Stated task: Look through the material below. Copy every line with the string "DESEMPEÑO" in it.

>> START Material to process

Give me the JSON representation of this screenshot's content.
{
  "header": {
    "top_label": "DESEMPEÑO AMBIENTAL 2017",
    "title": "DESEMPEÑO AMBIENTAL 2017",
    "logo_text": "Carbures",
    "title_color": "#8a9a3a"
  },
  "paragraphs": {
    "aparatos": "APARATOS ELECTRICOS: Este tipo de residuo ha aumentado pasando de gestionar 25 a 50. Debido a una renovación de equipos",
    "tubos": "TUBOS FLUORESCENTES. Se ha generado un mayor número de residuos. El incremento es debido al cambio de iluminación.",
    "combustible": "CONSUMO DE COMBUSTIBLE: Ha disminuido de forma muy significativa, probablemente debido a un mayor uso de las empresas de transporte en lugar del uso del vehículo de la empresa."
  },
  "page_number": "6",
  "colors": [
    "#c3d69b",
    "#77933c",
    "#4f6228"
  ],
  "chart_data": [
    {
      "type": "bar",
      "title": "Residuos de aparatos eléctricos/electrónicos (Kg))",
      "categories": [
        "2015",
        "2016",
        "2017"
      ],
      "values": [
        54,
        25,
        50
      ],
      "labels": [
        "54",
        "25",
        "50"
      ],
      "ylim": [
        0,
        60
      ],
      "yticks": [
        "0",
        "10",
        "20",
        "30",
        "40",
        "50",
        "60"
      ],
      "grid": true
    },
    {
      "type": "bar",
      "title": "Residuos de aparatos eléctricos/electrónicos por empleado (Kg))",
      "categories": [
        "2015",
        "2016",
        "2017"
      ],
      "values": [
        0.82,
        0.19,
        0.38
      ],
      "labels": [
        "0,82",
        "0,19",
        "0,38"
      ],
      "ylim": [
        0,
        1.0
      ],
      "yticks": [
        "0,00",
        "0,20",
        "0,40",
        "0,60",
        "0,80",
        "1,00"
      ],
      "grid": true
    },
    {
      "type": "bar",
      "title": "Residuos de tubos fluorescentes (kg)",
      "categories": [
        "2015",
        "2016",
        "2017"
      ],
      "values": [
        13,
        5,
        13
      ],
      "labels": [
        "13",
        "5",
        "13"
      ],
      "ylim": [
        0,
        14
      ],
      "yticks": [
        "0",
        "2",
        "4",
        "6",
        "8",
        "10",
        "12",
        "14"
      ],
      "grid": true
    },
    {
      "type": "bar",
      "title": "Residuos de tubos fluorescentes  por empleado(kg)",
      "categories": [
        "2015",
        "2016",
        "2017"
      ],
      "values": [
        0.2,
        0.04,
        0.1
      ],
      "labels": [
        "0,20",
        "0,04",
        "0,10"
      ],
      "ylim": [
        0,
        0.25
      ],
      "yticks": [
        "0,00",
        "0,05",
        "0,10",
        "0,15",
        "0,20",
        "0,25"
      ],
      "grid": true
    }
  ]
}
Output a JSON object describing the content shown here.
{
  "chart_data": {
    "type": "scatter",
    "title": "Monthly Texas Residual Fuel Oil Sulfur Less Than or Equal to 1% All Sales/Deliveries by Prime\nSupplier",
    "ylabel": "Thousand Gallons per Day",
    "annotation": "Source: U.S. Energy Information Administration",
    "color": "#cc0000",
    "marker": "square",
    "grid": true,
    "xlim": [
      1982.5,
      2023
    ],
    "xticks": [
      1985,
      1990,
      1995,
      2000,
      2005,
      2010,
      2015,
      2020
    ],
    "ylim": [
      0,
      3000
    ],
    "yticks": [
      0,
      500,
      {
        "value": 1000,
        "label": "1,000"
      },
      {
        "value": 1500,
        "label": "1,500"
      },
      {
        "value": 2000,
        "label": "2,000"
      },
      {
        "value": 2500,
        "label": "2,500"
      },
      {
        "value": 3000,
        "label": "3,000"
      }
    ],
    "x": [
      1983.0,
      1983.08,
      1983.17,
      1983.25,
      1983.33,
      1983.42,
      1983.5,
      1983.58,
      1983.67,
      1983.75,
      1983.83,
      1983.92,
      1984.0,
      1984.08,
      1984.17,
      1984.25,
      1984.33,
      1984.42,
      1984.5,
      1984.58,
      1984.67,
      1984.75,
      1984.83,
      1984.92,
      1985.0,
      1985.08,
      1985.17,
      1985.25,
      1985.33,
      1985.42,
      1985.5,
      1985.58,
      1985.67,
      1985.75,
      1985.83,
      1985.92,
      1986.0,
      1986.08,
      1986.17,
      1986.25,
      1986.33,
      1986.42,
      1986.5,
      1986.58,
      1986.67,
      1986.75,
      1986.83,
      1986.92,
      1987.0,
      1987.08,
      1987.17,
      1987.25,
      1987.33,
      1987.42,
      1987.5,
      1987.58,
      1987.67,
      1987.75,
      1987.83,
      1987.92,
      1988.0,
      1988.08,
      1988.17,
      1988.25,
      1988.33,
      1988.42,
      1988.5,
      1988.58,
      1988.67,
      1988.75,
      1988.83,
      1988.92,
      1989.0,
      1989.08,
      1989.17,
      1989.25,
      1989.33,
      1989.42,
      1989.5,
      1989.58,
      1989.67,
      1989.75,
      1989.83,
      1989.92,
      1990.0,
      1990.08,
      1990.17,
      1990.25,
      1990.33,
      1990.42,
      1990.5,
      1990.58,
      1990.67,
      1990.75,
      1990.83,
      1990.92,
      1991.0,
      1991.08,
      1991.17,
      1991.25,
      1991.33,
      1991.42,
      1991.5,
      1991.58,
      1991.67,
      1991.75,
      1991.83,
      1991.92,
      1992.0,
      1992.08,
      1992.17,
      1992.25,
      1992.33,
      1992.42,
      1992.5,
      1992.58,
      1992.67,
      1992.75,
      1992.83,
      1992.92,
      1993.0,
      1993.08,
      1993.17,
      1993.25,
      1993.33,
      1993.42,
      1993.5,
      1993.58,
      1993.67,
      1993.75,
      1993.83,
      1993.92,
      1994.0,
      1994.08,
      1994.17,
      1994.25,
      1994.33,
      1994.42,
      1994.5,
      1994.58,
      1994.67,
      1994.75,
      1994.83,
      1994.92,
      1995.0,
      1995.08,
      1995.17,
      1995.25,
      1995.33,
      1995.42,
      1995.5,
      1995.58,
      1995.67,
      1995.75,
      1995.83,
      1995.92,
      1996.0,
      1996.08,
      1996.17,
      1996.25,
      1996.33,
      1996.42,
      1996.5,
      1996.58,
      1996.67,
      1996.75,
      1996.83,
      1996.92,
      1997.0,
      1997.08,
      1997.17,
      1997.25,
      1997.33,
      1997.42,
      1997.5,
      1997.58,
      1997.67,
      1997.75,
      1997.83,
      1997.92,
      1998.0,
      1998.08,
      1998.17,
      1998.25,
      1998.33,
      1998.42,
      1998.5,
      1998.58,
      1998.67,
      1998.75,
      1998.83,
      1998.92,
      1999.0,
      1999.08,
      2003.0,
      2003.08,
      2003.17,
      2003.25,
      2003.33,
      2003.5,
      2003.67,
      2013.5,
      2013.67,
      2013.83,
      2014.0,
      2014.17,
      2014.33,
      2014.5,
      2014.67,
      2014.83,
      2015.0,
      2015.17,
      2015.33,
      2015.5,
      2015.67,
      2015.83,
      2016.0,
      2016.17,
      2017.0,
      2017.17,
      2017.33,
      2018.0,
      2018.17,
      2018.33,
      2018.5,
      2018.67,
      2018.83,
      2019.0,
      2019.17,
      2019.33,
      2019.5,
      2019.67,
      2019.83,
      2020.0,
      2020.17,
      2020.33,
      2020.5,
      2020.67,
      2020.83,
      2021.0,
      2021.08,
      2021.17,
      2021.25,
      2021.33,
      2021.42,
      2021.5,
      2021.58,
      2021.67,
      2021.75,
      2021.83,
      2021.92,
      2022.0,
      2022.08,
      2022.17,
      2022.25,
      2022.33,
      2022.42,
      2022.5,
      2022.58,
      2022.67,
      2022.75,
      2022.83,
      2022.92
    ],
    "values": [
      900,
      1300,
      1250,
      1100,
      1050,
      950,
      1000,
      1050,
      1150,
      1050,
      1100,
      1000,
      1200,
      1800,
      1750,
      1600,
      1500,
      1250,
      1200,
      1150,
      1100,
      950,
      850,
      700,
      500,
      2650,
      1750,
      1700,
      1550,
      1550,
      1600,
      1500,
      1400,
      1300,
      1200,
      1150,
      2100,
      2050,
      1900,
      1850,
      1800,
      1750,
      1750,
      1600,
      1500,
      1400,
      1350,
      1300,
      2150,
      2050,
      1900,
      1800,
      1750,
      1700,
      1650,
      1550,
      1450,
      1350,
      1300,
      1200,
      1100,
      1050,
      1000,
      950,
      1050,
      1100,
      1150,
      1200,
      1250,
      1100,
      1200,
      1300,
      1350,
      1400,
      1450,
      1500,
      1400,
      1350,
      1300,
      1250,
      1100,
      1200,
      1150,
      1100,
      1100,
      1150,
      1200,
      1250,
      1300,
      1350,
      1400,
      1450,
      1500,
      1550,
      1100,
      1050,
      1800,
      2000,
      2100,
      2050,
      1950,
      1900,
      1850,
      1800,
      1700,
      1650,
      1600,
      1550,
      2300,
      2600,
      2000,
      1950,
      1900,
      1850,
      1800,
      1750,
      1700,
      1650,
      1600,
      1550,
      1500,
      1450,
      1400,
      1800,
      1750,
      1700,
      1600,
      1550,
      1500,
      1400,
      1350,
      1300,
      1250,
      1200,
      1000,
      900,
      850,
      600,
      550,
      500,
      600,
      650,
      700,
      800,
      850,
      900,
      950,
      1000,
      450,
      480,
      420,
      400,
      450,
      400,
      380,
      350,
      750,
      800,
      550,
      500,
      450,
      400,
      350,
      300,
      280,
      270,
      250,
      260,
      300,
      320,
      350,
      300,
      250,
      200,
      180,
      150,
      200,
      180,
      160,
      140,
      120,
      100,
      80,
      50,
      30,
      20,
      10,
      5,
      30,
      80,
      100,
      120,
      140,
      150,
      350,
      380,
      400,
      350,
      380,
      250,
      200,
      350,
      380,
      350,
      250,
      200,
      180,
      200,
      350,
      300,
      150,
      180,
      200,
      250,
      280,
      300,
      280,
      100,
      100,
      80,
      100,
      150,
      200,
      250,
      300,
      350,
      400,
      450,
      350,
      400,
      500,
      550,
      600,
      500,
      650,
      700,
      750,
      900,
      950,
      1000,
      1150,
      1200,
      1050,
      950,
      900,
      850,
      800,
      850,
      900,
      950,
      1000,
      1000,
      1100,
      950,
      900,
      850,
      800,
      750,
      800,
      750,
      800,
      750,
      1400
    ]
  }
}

>> END Material to process

Solution for this exercise:
    "top_label": "DESEMPEÑO AMBIENTAL 2017",
    "title": "DESEMPEÑO AMBIENTAL 2017",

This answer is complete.